[Stored data]
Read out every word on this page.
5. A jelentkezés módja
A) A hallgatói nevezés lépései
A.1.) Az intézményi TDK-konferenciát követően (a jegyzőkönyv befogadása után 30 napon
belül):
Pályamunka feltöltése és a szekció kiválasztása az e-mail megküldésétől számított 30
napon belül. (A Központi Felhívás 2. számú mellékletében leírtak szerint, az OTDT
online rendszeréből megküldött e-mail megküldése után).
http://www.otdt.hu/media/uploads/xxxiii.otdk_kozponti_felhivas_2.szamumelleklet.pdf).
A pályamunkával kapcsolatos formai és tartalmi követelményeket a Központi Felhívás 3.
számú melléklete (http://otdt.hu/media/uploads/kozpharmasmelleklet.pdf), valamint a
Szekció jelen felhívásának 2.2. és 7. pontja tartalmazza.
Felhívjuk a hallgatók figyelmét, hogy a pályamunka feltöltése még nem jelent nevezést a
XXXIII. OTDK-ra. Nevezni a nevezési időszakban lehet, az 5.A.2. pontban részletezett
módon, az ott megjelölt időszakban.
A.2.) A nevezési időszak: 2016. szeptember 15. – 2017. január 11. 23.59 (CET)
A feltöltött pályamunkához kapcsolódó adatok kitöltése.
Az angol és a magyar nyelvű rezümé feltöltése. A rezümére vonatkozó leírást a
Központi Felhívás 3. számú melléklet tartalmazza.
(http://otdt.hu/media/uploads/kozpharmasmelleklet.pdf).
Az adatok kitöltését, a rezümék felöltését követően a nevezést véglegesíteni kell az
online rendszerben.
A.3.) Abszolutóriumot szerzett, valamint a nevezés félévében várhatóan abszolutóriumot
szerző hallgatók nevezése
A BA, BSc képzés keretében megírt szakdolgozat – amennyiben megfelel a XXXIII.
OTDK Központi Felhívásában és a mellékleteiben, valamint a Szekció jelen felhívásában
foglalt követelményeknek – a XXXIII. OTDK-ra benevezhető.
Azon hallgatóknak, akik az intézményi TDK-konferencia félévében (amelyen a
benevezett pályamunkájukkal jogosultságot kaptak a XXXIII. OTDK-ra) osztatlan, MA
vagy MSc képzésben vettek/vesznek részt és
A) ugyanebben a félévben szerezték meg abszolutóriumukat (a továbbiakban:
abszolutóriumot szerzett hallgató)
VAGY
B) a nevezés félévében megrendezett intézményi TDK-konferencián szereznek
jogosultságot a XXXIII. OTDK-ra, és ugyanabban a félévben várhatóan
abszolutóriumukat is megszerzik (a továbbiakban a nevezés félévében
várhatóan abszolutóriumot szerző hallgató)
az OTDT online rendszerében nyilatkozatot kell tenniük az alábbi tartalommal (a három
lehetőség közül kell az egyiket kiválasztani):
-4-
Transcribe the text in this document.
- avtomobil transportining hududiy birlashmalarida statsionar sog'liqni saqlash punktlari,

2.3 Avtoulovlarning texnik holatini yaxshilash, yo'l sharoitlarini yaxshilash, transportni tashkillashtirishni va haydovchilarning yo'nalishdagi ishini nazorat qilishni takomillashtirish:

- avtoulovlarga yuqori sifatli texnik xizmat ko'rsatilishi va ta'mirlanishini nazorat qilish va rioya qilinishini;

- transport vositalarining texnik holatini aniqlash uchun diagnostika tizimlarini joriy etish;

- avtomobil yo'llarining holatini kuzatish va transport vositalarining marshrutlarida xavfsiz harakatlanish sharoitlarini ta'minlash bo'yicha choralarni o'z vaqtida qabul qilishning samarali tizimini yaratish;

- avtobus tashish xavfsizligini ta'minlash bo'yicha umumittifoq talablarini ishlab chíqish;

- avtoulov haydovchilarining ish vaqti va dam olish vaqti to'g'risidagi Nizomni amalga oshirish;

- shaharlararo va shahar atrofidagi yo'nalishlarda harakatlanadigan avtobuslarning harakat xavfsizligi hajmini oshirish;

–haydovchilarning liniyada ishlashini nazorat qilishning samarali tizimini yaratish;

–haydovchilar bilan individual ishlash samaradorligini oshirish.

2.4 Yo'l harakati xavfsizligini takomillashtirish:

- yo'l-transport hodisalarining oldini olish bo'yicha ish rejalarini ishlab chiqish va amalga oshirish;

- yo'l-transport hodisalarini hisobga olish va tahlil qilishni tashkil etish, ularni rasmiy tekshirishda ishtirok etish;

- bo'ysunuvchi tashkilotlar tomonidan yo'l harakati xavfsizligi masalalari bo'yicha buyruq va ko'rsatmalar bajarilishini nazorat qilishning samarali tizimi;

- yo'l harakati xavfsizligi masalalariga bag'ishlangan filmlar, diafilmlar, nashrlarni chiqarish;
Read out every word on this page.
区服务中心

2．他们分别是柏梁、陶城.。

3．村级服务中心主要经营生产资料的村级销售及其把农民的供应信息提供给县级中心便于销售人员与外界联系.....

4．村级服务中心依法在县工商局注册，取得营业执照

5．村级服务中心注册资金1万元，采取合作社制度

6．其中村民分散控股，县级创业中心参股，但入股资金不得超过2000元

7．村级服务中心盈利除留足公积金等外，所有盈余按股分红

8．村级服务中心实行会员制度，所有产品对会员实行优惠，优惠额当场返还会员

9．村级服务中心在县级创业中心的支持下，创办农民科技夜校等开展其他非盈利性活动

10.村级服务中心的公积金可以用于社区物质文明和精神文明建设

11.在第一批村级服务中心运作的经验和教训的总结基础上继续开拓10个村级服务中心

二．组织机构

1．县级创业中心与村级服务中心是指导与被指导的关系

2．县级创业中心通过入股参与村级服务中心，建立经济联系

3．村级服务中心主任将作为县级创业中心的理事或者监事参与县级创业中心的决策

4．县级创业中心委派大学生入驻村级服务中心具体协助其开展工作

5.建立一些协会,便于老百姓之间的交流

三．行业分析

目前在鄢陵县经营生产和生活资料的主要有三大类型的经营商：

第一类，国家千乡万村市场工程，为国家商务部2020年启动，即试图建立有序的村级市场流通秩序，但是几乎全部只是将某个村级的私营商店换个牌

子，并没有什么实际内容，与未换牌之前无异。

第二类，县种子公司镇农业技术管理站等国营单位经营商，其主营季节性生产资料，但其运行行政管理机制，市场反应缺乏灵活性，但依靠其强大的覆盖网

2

_Goal of the exercise:_ Output each record precisely as given.

_Response to the exercise:_
Read out every word on this page.
5. A jelentkezés módja
A) A hallgatói nevezés lépései
A.1.) Az intézményi TDK-konferenciát követően (a jegyzőkönyv befogadása után 30 napon
belül):
Pályamunka feltöltése és a szekció kiválasztása az e-mail megküldésétől számított 30
napon belül. (A Központi Felhívás 2. számú mellékletében leírtak szerint, az OTDT
online rendszeréből megküldött e-mail megküldése után).
http://www.otdt.hu/media/uploads/xxxiii.otdk_kozponti_felhivas_2.szamumelleklet.pdf).
A pályamunkával kapcsolatos formai és tartalmi követelményeket a Központi Felhívás 3.
számú melléklete (http://otdt.hu/media/uploads/kozpharmasmelleklet.pdf), valamint a
Szekció jelen felhívásának 2.2. és 7. pontja tartalmazza.
Felhívjuk a hallgatók figyelmét, hogy a pályamunka feltöltése még nem jelent nevezést a
XXXIII. OTDK-ra. Nevezni a nevezési időszakban lehet, az 5.A.2. pontban részletezett
módon, az ott megjelölt időszakban.
A.2.) A nevezési időszak: 2016. szeptember 15. – 2017. január 11. 23.59 (CET)
A feltöltött pályamunkához kapcsolódó adatok kitöltése.
Az angol és a magyar nyelvű rezümé feltöltése. A rezümére vonatkozó leírást a
Központi Felhívás 3. számú melléklet tartalmazza.
(http://otdt.hu/media/uploads/kozpharmasmelleklet.pdf).
Az adatok kitöltését, a rezümék felöltését követően a nevezést véglegesíteni kell az
online rendszerben.
A.3.) Abszolutóriumot szerzett, valamint a nevezés félévében várhatóan abszolutóriumot
szerző hallgatók nevezése
A BA, BSc képzés keretében megírt szakdolgozat – amennyiben megfelel a XXXIII.
OTDK Központi Felhívásában és a mellékleteiben, valamint a Szekció jelen felhívásában
foglalt követelményeknek – a XXXIII. OTDK-ra benevezhető.
Azon hallgatóknak, akik az intézményi TDK-konferencia félévében (amelyen a
benevezett pályamunkájukkal jogosultságot kaptak a XXXIII. OTDK-ra) osztatlan, MA
vagy MSc képzésben vettek/vesznek részt és
A) ugyanebben a félévben szerezték meg abszolutóriumukat (a továbbiakban:
abszolutóriumot szerzett hallgató)
VAGY
B) a nevezés félévében megrendezett intézményi TDK-konferencián szereznek
jogosultságot a XXXIII. OTDK-ra, és ugyanabban a félévben várhatóan
abszolutóriumukat is megszerzik (a továbbiakban a nevezés félévében
várhatóan abszolutóriumot szerző hallgató)
az OTDT online rendszerében nyilatkozatot kell tenniük az alábbi tartalommal (a három
lehetőség közül kell az egyiket kiválasztani):
-4-
Transcribe the text in this document.
- avtomobil transportining hududiy birlashmalarida statsionar sog'liqni saqlash punktlari,

2.3 Avtoulovlarning texnik holatini yaxshilash, yo'l sharoitlarini yaxshilash, transportni tashkillashtirishni va haydovchilarning yo'nalishdagi ishini nazorat qilishni takomillashtirish:

- avtoulovlarga yuqori sifatli texnik xizmat ko'rsatilishi va ta'mirlanishini nazorat qilish va rioya qilinishini;

- transport vositalarining texnik holatini aniqlash uchun diagnostika tizimlarini joriy etish;

- avtomobil yo'llarining holatini kuzatish va transport vositalarining marshrutlarida xavfsiz harakatlanish sharoitlarini ta'minlash bo'yicha choralarni o'z vaqtida qabul qilishning samarali tizimini yaratish;

- avtobus tashish xavfsizligini ta'minlash bo'yicha umumittifoq talablarini ishlab chíqish;

- avtoulov haydovchilarining ish vaqti va dam olish vaqti to'g'risidagi Nizomni amalga oshirish;

- shaharlararo va shahar atrofidagi yo'nalishlarda harakatlanadigan avtobuslarning harakat xavfsizligi hajmini oshirish;

–haydovchilarning liniyada ishlashini nazorat qilishning samarali tizimini yaratish;

–haydovchilar bilan individual ishlash samaradorligini oshirish.

2.4 Yo'l harakati xavfsizligini takomillashtirish:

- yo'l-transport hodisalarining oldini olish bo'yicha ish rejalarini ishlab chiqish va amalga oshirish;

- yo'l-transport hodisalarini hisobga olish va tahlil qilishni tashkil etish, ularni rasmiy tekshirishda ishtirok etish;

- bo'ysunuvchi tashkilotlar tomonidan yo'l harakati xavfsizligi masalalari bo'yicha buyruq va ko'rsatmalar bajarilishini nazorat qilishning samarali tizimi;

- yo'l harakati xavfsizligi masalalariga bag'ishlangan filmlar, diafilmlar, nashrlarni chiqarish;
Read out every word on this page.
区服务中心

2．他们分别是柏梁、陶城.。

3．村级服务中心主要经营生产资料的村级销售及其把农民的供应信息提供给县级中心便于销售人员与外界联系.....

4．村级服务中心依法在县工商局注册，取得营业执照

5．村级服务中心注册资金1万元，采取合作社制度

6．其中村民分散控股，县级创业中心参股，但入股资金不得超过2000元

7．村级服务中心盈利除留足公积金等外，所有盈余按股分红

8．村级服务中心实行会员制度，所有产品对会员实行优惠，优惠额当场返还会员

9．村级服务中心在县级创业中心的支持下，创办农民科技夜校等开展其他非盈利性活动

10.村级服务中心的公积金可以用于社区物质文明和精神文明建设

11.在第一批村级服务中心运作的经验和教训的总结基础上继续开拓10个村级服务中心

二．组织机构

1．县级创业中心与村级服务中心是指导与被指导的关系

2．县级创业中心通过入股参与村级服务中心，建立经济联系

3．村级服务中心主任将作为县级创业中心的理事或者监事参与县级创业中心的决策

4．县级创业中心委派大学生入驻村级服务中心具体协助其开展工作

5.建立一些协会,便于老百姓之间的交流

三．行业分析

目前在鄢陵县经营生产和生活资料的主要有三大类型的经营商：

第一类，国家千乡万村市场工程，为国家商务部2020年启动，即试图建立有序的村级市场流通秩序，但是几乎全部只是将某个村级的私营商店换个牌

子，并没有什么实际内容，与未换牌之前无异。

第二类，县种子公司镇农业技术管理站等国营单位经营商，其主营季节性生产资料，但其运行行政管理机制，市场反应缺乏灵活性，但依靠其强大的覆盖网

2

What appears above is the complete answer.